>> START Selected text

= Matej Andraž Vogrinčič =

Matej Andraz Vogrinčič (born October 12, 1970) is a Slovenian artist. He has been creating site-specific work in urban and natural environments since the early 1990s. He has built an international reputation by creating installations specific to local places, traditions, and histories – filling the most ordinary or neglected places with even more ordinary objects. With all his work, Vogrinčič starts with the space but always leaves room to alter and develop the idea in the process. His projects rely on a direct connection with the local community, including clothing and toy car donations.

Vogrinčič first “dressed” a dilapidated house with donated clothing in his hometown and then presented a similar project at the Venice Biennale in 1999. He created the project “Car Park: Members Only” – a wall installation consisting of 15,000 toy cars placed on a wall of a building in Adelaide, Australia, in response to the city’s traffic and parking problems and continued to the Australian outback, where he put up a watering can installation, consisting of some 2,000 plaster watering cans arranged over the area of a football field in a region largely devoid of rain. As part of the 2003 Awesome Festival in Perth, Western Australia, he filled up an area of 7,000 square meters with 10,000 balloons of red, orange, blue, pink, green and yellow colors. He filled the atrium of the former Melbourne GPO with 1000 umbrellas in 2005. One of his recent projects include Untitled (56 Boats) commissioned for the 4th Liverpool Biennial in England, an installation of 56 upturned boats placed inside the bombed ruins of the Gothic Era St. Luke’s Church. In 2013, Vogrinčič was selected to be part of 'KASHIMA' international artist-in-residence run by the npo BEPPU PROJECT in Beppu, Japan. During the residence he experimented a work in collaboration with Japanese bamboo craft masters and he created the site-specific artwork, 'Rope', in an abandoned hot-spring. He is invited as an artist for a contemporary art triennial called the Beppu Contemporary Art Festival 'Mixed Bathing World' 2015 in Beppu, Japan.

>> END Selected text

■ What to do
- 1) From the biography of Matej Andraž Vogrinčič, extract the part that opens with the words containing "Matej Andraz Vogrinčič" and closes with "toy car donations.".
- 2) In the biography of Matej Andraž Vogrinčič, what did he fill the atrium of the former Melbourne GPO with in 2005?

>> START Records

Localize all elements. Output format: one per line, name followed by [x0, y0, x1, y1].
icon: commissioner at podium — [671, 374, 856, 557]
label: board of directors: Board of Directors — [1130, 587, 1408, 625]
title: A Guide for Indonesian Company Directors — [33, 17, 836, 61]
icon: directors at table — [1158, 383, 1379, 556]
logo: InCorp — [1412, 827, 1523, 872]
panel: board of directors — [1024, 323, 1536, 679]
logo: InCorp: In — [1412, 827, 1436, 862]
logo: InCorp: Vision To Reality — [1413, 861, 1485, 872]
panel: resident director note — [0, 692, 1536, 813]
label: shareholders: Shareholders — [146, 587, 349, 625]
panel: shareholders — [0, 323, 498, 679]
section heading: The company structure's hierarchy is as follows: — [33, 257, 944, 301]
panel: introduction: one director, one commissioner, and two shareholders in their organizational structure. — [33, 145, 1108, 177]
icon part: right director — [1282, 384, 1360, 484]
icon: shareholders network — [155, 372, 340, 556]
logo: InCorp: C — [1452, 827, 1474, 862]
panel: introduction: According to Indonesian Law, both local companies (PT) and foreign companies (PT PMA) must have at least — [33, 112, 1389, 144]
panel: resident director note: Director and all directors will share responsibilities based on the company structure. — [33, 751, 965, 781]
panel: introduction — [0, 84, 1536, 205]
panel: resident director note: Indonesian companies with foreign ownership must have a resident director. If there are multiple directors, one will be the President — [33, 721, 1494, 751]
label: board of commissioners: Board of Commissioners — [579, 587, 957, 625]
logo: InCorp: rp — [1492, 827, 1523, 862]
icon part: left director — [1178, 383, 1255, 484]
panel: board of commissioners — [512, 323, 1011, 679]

>> END Records

■ Exercise results
- 1)
Matej Andraz Vogrinčič (born October 12, 1970) is a Slovenian artist. He has been creating site-specific work in urban and natural environments since the early 1990s. He has built an international reputation by creating installations specific to local places, traditions, and histories – filling the most ordinary or neglected places with even more ordinary objects. With all his work, Vogrinčič starts with the space but always leaves room to alter and develop the idea in the process. His projects rely on a direct connection with the local community, including clothing and toy car donations.

- 2) 1000 umbrellas.